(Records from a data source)
************

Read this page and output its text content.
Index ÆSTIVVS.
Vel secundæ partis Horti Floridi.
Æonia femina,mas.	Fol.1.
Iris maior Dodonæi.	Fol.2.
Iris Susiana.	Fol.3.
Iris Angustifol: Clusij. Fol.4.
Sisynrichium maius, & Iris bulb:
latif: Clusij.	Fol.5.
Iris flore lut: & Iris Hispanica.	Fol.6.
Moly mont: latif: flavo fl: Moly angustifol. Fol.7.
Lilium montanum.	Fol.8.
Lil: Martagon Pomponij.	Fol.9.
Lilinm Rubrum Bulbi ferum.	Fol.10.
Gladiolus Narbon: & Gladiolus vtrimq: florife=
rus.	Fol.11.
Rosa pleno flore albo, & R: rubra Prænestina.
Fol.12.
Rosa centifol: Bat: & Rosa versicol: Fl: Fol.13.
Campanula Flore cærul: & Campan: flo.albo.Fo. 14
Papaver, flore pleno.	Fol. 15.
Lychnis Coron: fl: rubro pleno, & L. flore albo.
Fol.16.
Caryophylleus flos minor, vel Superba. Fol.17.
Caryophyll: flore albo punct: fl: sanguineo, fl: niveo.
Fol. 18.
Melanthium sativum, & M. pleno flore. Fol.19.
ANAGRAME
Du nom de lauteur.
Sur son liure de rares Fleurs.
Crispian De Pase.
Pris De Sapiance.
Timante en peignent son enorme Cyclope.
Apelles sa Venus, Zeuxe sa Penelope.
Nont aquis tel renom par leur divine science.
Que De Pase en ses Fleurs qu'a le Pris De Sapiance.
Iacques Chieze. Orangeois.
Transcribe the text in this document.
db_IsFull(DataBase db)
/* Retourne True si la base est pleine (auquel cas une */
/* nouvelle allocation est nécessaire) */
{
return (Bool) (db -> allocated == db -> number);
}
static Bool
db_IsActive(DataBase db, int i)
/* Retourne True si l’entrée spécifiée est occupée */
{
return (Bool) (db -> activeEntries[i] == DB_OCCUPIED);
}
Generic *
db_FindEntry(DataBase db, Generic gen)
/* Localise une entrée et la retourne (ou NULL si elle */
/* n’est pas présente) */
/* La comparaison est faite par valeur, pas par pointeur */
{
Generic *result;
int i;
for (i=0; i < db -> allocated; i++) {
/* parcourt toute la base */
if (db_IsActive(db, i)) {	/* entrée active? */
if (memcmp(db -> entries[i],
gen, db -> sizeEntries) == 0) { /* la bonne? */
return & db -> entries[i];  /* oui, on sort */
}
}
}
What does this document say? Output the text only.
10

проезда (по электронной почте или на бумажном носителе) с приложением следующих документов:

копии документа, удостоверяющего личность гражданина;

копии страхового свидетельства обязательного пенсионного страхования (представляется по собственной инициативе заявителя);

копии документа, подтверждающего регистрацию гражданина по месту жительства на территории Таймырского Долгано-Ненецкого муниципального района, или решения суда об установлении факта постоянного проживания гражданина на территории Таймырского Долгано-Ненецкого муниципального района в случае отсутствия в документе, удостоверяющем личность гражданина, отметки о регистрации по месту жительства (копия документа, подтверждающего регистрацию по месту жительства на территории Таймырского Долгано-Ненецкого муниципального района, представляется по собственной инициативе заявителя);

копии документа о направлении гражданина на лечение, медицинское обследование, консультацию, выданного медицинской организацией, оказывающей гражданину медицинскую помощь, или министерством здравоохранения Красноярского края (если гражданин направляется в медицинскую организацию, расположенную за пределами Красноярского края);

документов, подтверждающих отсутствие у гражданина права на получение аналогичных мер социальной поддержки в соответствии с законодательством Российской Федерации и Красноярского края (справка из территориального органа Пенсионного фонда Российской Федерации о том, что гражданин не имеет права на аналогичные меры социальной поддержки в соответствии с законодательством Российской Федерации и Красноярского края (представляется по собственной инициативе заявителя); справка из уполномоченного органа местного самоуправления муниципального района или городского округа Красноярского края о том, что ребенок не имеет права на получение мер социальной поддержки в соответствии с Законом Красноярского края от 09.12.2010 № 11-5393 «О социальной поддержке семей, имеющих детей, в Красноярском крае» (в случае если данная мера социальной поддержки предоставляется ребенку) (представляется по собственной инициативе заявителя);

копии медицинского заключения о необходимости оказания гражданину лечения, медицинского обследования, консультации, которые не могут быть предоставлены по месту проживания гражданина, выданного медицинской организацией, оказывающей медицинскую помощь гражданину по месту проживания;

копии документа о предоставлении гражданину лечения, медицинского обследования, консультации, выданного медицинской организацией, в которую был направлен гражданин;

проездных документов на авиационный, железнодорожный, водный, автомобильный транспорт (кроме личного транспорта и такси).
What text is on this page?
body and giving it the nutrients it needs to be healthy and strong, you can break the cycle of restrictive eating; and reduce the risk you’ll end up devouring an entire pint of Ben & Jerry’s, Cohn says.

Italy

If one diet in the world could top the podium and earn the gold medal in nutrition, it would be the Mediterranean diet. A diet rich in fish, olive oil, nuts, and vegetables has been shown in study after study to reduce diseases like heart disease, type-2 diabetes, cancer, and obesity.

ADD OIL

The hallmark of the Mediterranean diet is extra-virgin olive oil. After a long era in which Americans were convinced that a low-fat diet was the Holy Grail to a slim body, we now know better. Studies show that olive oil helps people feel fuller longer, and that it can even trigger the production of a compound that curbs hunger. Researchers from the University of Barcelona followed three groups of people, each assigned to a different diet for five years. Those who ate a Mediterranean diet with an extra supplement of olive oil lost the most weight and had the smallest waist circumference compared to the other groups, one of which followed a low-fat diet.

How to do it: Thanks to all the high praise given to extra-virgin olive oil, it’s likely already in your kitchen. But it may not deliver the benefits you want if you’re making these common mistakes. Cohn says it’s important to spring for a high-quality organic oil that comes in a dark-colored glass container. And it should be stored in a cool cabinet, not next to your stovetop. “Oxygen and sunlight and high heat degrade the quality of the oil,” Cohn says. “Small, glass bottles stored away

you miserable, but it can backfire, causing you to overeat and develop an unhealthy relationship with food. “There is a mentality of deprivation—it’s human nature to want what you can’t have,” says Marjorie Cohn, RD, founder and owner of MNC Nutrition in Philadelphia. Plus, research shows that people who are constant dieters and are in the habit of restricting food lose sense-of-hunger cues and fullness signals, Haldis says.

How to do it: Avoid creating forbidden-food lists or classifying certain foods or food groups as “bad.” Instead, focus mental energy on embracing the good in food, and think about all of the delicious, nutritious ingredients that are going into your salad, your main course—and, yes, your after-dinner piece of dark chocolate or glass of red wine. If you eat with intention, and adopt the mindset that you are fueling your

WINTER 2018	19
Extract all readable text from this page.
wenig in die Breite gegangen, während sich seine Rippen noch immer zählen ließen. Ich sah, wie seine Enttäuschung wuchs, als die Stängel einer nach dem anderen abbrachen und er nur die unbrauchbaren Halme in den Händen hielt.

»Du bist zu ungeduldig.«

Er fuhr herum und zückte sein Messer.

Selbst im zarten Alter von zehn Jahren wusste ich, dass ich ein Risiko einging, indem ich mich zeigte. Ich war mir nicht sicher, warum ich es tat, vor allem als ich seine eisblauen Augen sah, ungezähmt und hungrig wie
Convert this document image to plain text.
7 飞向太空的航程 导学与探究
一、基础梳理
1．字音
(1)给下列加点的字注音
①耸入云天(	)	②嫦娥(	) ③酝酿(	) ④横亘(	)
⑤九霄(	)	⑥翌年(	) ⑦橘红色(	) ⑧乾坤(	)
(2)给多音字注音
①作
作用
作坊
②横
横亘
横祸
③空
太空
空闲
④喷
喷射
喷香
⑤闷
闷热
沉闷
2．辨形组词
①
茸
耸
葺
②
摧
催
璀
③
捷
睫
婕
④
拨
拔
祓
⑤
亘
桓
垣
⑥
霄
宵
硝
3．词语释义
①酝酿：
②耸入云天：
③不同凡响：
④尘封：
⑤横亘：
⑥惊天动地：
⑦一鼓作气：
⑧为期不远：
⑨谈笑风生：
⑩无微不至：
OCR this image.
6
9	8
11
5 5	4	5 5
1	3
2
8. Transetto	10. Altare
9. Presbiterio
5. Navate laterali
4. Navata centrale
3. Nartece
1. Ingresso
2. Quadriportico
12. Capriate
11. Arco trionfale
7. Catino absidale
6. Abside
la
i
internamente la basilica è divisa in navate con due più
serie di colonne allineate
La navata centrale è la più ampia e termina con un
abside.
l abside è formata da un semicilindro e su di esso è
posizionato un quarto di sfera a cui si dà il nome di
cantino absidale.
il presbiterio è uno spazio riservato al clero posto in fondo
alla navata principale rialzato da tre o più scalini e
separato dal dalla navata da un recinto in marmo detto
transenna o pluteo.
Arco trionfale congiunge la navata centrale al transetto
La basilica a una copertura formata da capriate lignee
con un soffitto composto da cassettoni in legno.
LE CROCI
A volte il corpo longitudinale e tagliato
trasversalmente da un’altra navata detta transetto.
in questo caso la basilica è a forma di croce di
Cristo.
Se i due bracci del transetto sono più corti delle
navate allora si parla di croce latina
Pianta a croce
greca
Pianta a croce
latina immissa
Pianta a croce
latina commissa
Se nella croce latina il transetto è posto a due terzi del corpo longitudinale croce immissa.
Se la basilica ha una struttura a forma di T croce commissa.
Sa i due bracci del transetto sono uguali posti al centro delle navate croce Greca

************

* What you need to do *
Return all lines containing "croce".

* Complete response *
in questo caso la basilica è a forma di croce di
navate allora si parla di croce latina
Pianta a croce
Pianta a croce
Pianta a croce
Se nella croce latina il transetto è posto a due terzi del corpo longitudinale croce immissa.
Se la basilica ha una struttura a forma di T croce commissa.
Sa i due bracci del transetto sono uguali posti al centro delle navate croce Greca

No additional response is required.